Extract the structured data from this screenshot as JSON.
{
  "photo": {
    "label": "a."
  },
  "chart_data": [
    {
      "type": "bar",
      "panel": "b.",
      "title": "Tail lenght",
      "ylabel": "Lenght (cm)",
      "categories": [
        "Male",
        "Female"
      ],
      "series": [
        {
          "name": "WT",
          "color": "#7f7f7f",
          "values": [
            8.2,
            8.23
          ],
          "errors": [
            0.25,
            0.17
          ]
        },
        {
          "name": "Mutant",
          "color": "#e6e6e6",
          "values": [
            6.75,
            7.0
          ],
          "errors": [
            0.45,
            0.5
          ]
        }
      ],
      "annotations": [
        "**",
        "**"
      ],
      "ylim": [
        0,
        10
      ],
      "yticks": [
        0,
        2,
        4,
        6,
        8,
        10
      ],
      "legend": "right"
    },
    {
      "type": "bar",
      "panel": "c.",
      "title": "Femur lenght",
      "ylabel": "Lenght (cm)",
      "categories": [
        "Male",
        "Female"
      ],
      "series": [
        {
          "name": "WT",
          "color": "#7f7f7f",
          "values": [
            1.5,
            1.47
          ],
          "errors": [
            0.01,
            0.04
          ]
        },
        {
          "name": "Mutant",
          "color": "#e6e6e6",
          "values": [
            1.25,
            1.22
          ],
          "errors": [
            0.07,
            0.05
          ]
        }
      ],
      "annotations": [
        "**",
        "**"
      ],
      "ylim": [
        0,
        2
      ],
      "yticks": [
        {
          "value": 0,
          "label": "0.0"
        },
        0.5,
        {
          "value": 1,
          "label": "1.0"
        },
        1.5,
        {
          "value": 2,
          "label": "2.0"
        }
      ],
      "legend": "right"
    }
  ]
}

========================================

Copy out the whole listing exactly as written.

Solution for this task:
Extract the structured data from this screenshot as JSON.
{
  "photo": {
    "label": "a."
  },
  "chart_data": [
    {
      "type": "bar",
      "panel": "b.",
      "title": "Tail lenght",
      "ylabel": "Lenght (cm)",
      "categories": [
        "Male",
        "Female"
      ],
      "series": [
        {
          "name": "WT",
          "color": "#7f7f7f",
          "values": [
            8.2,
            8.23
          ],
          "errors": [
            0.25,
            0.17
          ]
        },
        {
          "name": "Mutant",
          "color": "#e6e6e6",
          "values": [
            6.75,
            7.0
          ],
          "errors": [
            0.45,
            0.5
          ]
        }
      ],
      "annotations": [
        "**",
        "**"
      ],
      "ylim": [
        0,
        10
      ],
      "yticks": [
        0,
        2,
        4,
        6,
        8,
        10
      ],
      "legend": "right"
    },
    {
      "type": "bar",
      "panel": "c.",
      "title": "Femur lenght",
      "ylabel": "Lenght (cm)",
      "categories": [
        "Male",
        "Female"
      ],
      "series": [
        {
          "name": "WT",
          "color": "#7f7f7f",
          "values": [
            1.5,
            1.47
          ],
          "errors": [
            0.01,
            0.04
          ]
        },
        {
          "name": "Mutant",
          "color": "#e6e6e6",
          "values": [
            1.25,
            1.22
          ],
          "errors": [
            0.07,
            0.05
          ]
        }
      ],
      "annotations": [
        "**",
        "**"
      ],
      "ylim": [
        0,
        2
      ],
      "yticks": [
        {
          "value": 0,
          "label": "0.0"
        },
        0.5,
        {
          "value": 1,
          "label": "1.0"
        },
        1.5,
        {
          "value": 2,
          "label": "2.0"
        }
      ],
      "legend": "right"
    }
  ]
}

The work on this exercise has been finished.